Data section =
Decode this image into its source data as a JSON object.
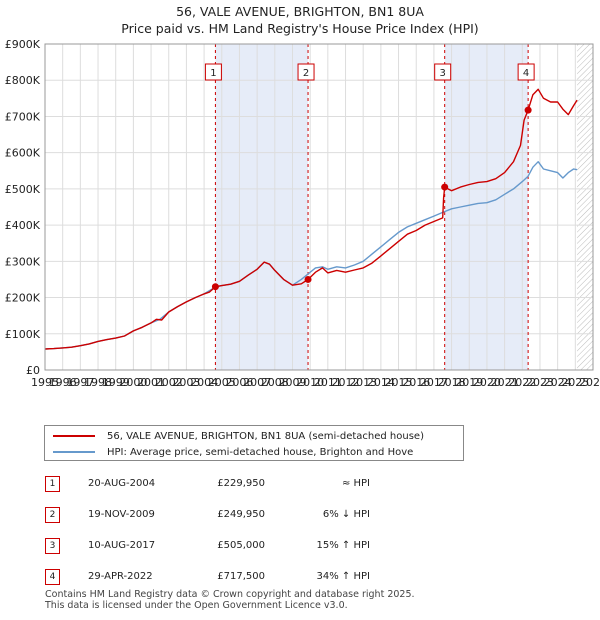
{
  "title": {
    "line1": "56, VALE AVENUE, BRIGHTON, BN1 8UA",
    "line2": "Price paid vs. HM Land Registry's House Price Index (HPI)"
  },
  "chart_data": {
    "type": "line",
    "title": "56, VALE AVENUE, BRIGHTON, BN1 8UA — Price paid vs. HM Land Registry's House Price Index (HPI)",
    "xlim": [
      1995,
      2026
    ],
    "ylim": [
      0,
      900000
    ],
    "x_ticks": [
      "1995",
      "1996",
      "1997",
      "1998",
      "1999",
      "2000",
      "2001",
      "2002",
      "2003",
      "2004",
      "2005",
      "2006",
      "2007",
      "2008",
      "2009",
      "2010",
      "2011",
      "2012",
      "2013",
      "2014",
      "2015",
      "2016",
      "2017",
      "2018",
      "2019",
      "2020",
      "2021",
      "2022",
      "2023",
      "2024",
      "2025",
      "2026"
    ],
    "y_ticks": [
      {
        "value": 0,
        "label": "£0"
      },
      {
        "value": 100000,
        "label": "£100K"
      },
      {
        "value": 200000,
        "label": "£200K"
      },
      {
        "value": 300000,
        "label": "£300K"
      },
      {
        "value": 400000,
        "label": "£400K"
      },
      {
        "value": 500000,
        "label": "£500K"
      },
      {
        "value": 600000,
        "label": "£600K"
      },
      {
        "value": 700000,
        "label": "£700K"
      },
      {
        "value": 800000,
        "label": "£800K"
      },
      {
        "value": 900000,
        "label": "£900K"
      }
    ],
    "grid": true,
    "colors": {
      "property": "#cc0000",
      "hpi": "#6699cc",
      "shade": "#e6ecf8",
      "grid": "#dddddd",
      "marker": "#cc0000"
    },
    "shaded_periods": [
      [
        2004.64,
        2009.88
      ],
      [
        2017.61,
        2022.33
      ]
    ],
    "future_hatch_from": 2025.1,
    "series": [
      {
        "name": "56, VALE AVENUE, BRIGHTON, BN1 8UA (semi-detached house)",
        "x": [
          1995.0,
          1995.5,
          1996.0,
          1996.5,
          1997.0,
          1997.5,
          1998.0,
          1998.5,
          1999.0,
          1999.5,
          2000.0,
          2000.5,
          2001.0,
          2001.3,
          2001.6,
          2002.0,
          2002.5,
          2003.0,
          2003.5,
          2004.0,
          2004.3,
          2004.64,
          2005.0,
          2005.5,
          2006.0,
          2006.5,
          2007.0,
          2007.4,
          2007.7,
          2008.0,
          2008.5,
          2009.0,
          2009.5,
          2009.88,
          2010.3,
          2010.7,
          2011.0,
          2011.5,
          2012.0,
          2012.5,
          2013.0,
          2013.5,
          2014.0,
          2014.5,
          2015.0,
          2015.5,
          2016.0,
          2016.5,
          2017.0,
          2017.5,
          2017.55,
          2017.61,
          2018.0,
          2018.5,
          2019.0,
          2019.5,
          2020.0,
          2020.5,
          2021.0,
          2021.5,
          2021.9,
          2022.1,
          2022.33,
          2022.6,
          2022.9,
          2023.2,
          2023.6,
          2024.0,
          2024.3,
          2024.6,
          2024.9,
          2025.1
        ],
        "values": [
          58000,
          59000,
          61000,
          63000,
          67000,
          72000,
          79000,
          84000,
          88000,
          94000,
          108000,
          118000,
          130000,
          140000,
          138000,
          160000,
          175000,
          188000,
          200000,
          210000,
          215000,
          229950,
          233000,
          237000,
          245000,
          262000,
          278000,
          298000,
          292000,
          275000,
          250000,
          234000,
          238000,
          249950,
          270000,
          282000,
          268000,
          275000,
          270000,
          276000,
          282000,
          295000,
          315000,
          335000,
          355000,
          375000,
          385000,
          400000,
          410000,
          420000,
          475000,
          505000,
          495000,
          505000,
          512000,
          518000,
          520000,
          528000,
          545000,
          575000,
          620000,
          690000,
          717500,
          760000,
          775000,
          750000,
          740000,
          740000,
          720000,
          705000,
          730000,
          745000
        ]
      },
      {
        "name": "HPI: Average price, semi-detached house, Brighton and Hove",
        "x": [
          1995.0,
          1995.5,
          1996.0,
          1996.5,
          1997.0,
          1997.5,
          1998.0,
          1998.5,
          1999.0,
          1999.5,
          2000.0,
          2000.5,
          2001.0,
          2001.5,
          2002.0,
          2002.5,
          2003.0,
          2003.5,
          2004.0,
          2004.64,
          2005.0,
          2005.5,
          2006.0,
          2006.5,
          2007.0,
          2007.4,
          2007.7,
          2008.0,
          2008.5,
          2009.0,
          2009.5,
          2009.88,
          2010.3,
          2010.7,
          2011.0,
          2011.5,
          2012.0,
          2012.5,
          2013.0,
          2013.5,
          2014.0,
          2014.5,
          2015.0,
          2015.5,
          2016.0,
          2016.5,
          2017.0,
          2017.5,
          2018.0,
          2018.5,
          2019.0,
          2019.5,
          2020.0,
          2020.5,
          2021.0,
          2021.5,
          2022.0,
          2022.33,
          2022.6,
          2022.9,
          2023.2,
          2023.6,
          2024.0,
          2024.3,
          2024.6,
          2024.9,
          2025.1
        ],
        "values": [
          58000,
          59000,
          61000,
          63000,
          67000,
          72000,
          79000,
          84000,
          88000,
          94000,
          108000,
          118000,
          130000,
          140000,
          160000,
          175000,
          188000,
          200000,
          210000,
          229000,
          233000,
          237000,
          245000,
          262000,
          278000,
          298000,
          292000,
          275000,
          250000,
          234000,
          250000,
          265000,
          282000,
          285000,
          278000,
          285000,
          282000,
          290000,
          300000,
          320000,
          340000,
          360000,
          380000,
          395000,
          405000,
          415000,
          425000,
          435000,
          445000,
          450000,
          455000,
          460000,
          462000,
          470000,
          485000,
          500000,
          520000,
          535000,
          560000,
          575000,
          555000,
          550000,
          545000,
          530000,
          545000,
          555000,
          553000
        ]
      }
    ],
    "sales": [
      {
        "id": "1",
        "x": 2004.64,
        "value": 229950
      },
      {
        "id": "2",
        "x": 2009.88,
        "value": 249950
      },
      {
        "id": "3",
        "x": 2017.61,
        "value": 505000
      },
      {
        "id": "4",
        "x": 2022.33,
        "value": 717500
      }
    ]
  },
  "legend": {
    "property_label": "56, VALE AVENUE, BRIGHTON, BN1 8UA (semi-detached house)",
    "hpi_label": "HPI: Average price, semi-detached house, Brighton and Hove"
  },
  "sales_table": [
    {
      "num": "1",
      "date": "20-AUG-2004",
      "price": "£229,950",
      "hpi": "≈ HPI"
    },
    {
      "num": "2",
      "date": "19-NOV-2009",
      "price": "£249,950",
      "hpi": "6% ↓ HPI"
    },
    {
      "num": "3",
      "date": "10-AUG-2017",
      "price": "£505,000",
      "hpi": "15% ↑ HPI"
    },
    {
      "num": "4",
      "date": "29-APR-2022",
      "price": "£717,500",
      "hpi": "34% ↑ HPI"
    }
  ],
  "footer": {
    "line1": "Contains HM Land Registry data © Crown copyright and database right 2025.",
    "line2": "This data is licensed under the Open Government Licence v3.0."
  }
}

Written instruction = Write out the listing above again, exactly, but with no pictures in the copy.

Answer below =
Decode this image into its source data as a JSON object.
{
  "title": {
    "line1": "56, VALE AVENUE, BRIGHTON, BN1 8UA",
    "line2": "Price paid vs. HM Land Registry's House Price Index (HPI)"
  },
  "chart_data": {
    "type": "line",
    "title": "56, VALE AVENUE, BRIGHTON, BN1 8UA — Price paid vs. HM Land Registry's House Price Index (HPI)",
    "xlim": [
      1995,
      2026
    ],
    "ylim": [
      0,
      900000
    ],
    "x_ticks": [
      "1995",
      "1996",
      "1997",
      "1998",
      "1999",
      "2000",
      "2001",
      "2002",
      "2003",
      "2004",
      "2005",
      "2006",
      "2007",
      "2008",
      "2009",
      "2010",
      "2011",
      "2012",
      "2013",
      "2014",
      "2015",
      "2016",
      "2017",
      "2018",
      "2019",
      "2020",
      "2021",
      "2022",
      "2023",
      "2024",
      "2025",
      "2026"
    ],
    "y_ticks": [
      {
        "value": 0,
        "label": "£0"
      },
      {
        "value": 100000,
        "label": "£100K"
      },
      {
        "value": 200000,
        "label": "£200K"
      },
      {
        "value": 300000,
        "label": "£300K"
      },
      {
        "value": 400000,
        "label": "£400K"
      },
      {
        "value": 500000,
        "label": "£500K"
      },
      {
        "value": 600000,
        "label": "£600K"
      },
      {
        "value": 700000,
        "label": "£700K"
      },
      {
        "value": 800000,
        "label": "£800K"
      },
      {
        "value": 900000,
        "label": "£900K"
      }
    ],
    "grid": true,
    "colors": {
      "property": "#cc0000",
      "hpi": "#6699cc",
      "shade": "#e6ecf8",
      "grid": "#dddddd",
      "marker": "#cc0000"
    },
    "shaded_periods": [
      [
        2004.64,
        2009.88
      ],
      [
        2017.61,
        2022.33
      ]
    ],
    "future_hatch_from": 2025.1,
    "series": [
      {
        "name": "56, VALE AVENUE, BRIGHTON, BN1 8UA (semi-detached house)",
        "x": [
          1995.0,
          1995.5,
          1996.0,
          1996.5,
          1997.0,
          1997.5,
          1998.0,
          1998.5,
          1999.0,
          1999.5,
          2000.0,
          2000.5,
          2001.0,
          2001.3,
          2001.6,
          2002.0,
          2002.5,
          2003.0,
          2003.5,
          2004.0,
          2004.3,
          2004.64,
          2005.0,
          2005.5,
          2006.0,
          2006.5,
          2007.0,
          2007.4,
          2007.7,
          2008.0,
          2008.5,
          2009.0,
          2009.5,
          2009.88,
          2010.3,
          2010.7,
          2011.0,
          2011.5,
          2012.0,
          2012.5,
          2013.0,
          2013.5,
          2014.0,
          2014.5,
          2015.0,
          2015.5,
          2016.0,
          2016.5,
          2017.0,
          2017.5,
          2017.55,
          2017.61,
          2018.0,
          2018.5,
          2019.0,
          2019.5,
          2020.0,
          2020.5,
          2021.0,
          2021.5,
          2021.9,
          2022.1,
          2022.33,
          2022.6,
          2022.9,
          2023.2,
          2023.6,
          2024.0,
          2024.3,
          2024.6,
          2024.9,
          2025.1
        ],
        "values": [
          58000,
          59000,
          61000,
          63000,
          67000,
          72000,
          79000,
          84000,
          88000,
          94000,
          108000,
          118000,
          130000,
          140000,
          138000,
          160000,
          175000,
          188000,
          200000,
          210000,
          215000,
          229950,
          233000,
          237000,
          245000,
          262000,
          278000,
          298000,
          292000,
          275000,
          250000,
          234000,
          238000,
          249950,
          270000,
          282000,
          268000,
          275000,
          270000,
          276000,
          282000,
          295000,
          315000,
          335000,
          355000,
          375000,
          385000,
          400000,
          410000,
          420000,
          475000,
          505000,
          495000,
          505000,
          512000,
          518000,
          520000,
          528000,
          545000,
          575000,
          620000,
          690000,
          717500,
          760000,
          775000,
          750000,
          740000,
          740000,
          720000,
          705000,
          730000,
          745000
        ]
      },
      {
        "name": "HPI: Average price, semi-detached house, Brighton and Hove",
        "x": [
          1995.0,
          1995.5,
          1996.0,
          1996.5,
          1997.0,
          1997.5,
          1998.0,
          1998.5,
          1999.0,
          1999.5,
          2000.0,
          2000.5,
          2001.0,
          2001.5,
          2002.0,
          2002.5,
          2003.0,
          2003.5,
          2004.0,
          2004.64,
          2005.0,
          2005.5,
          2006.0,
          2006.5,
          2007.0,
          2007.4,
          2007.7,
          2008.0,
          2008.5,
          2009.0,
          2009.5,
          2009.88,
          2010.3,
          2010.7,
          2011.0,
          2011.5,
          2012.0,
          2012.5,
          2013.0,
          2013.5,
          2014.0,
          2014.5,
          2015.0,
          2015.5,
          2016.0,
          2016.5,
          2017.0,
          2017.5,
          2018.0,
          2018.5,
          2019.0,
          2019.5,
          2020.0,
          2020.5,
          2021.0,
          2021.5,
          2022.0,
          2022.33,
          2022.6,
          2022.9,
          2023.2,
          2023.6,
          2024.0,
          2024.3,
          2024.6,
          2024.9,
          2025.1
        ],
        "values": [
          58000,
          59000,
          61000,
          63000,
          67000,
          72000,
          79000,
          84000,
          88000,
          94000,
          108000,
          118000,
          130000,
          140000,
          160000,
          175000,
          188000,
          200000,
          210000,
          229000,
          233000,
          237000,
          245000,
          262000,
          278000,
          298000,
          292000,
          275000,
          250000,
          234000,
          250000,
          265000,
          282000,
          285000,
          278000,
          285000,
          282000,
          290000,
          300000,
          320000,
          340000,
          360000,
          380000,
          395000,
          405000,
          415000,
          425000,
          435000,
          445000,
          450000,
          455000,
          460000,
          462000,
          470000,
          485000,
          500000,
          520000,
          535000,
          560000,
          575000,
          555000,
          550000,
          545000,
          530000,
          545000,
          555000,
          553000
        ]
      }
    ],
    "sales": [
      {
        "id": "1",
        "x": 2004.64,
        "value": 229950
      },
      {
        "id": "2",
        "x": 2009.88,
        "value": 249950
      },
      {
        "id": "3",
        "x": 2017.61,
        "value": 505000
      },
      {
        "id": "4",
        "x": 2022.33,
        "value": 717500
      }
    ]
  },
  "legend": {
    "property_label": "56, VALE AVENUE, BRIGHTON, BN1 8UA (semi-detached house)",
    "hpi_label": "HPI: Average price, semi-detached house, Brighton and Hove"
  },
  "sales_table": [
    {
      "num": "1",
      "date": "20-AUG-2004",
      "price": "£229,950",
      "hpi": "≈ HPI"
    },
    {
      "num": "2",
      "date": "19-NOV-2009",
      "price": "£249,950",
      "hpi": "6% ↓ HPI"
    },
    {
      "num": "3",
      "date": "10-AUG-2017",
      "price": "£505,000",
      "hpi": "15% ↑ HPI"
    },
    {
      "num": "4",
      "date": "29-APR-2022",
      "price": "£717,500",
      "hpi": "34% ↑ HPI"
    }
  ],
  "footer": {
    "line1": "Contains HM Land Registry data © Crown copyright and database right 2025.",
    "line2": "This data is licensed under the Open Government Licence v3.0."
  }
}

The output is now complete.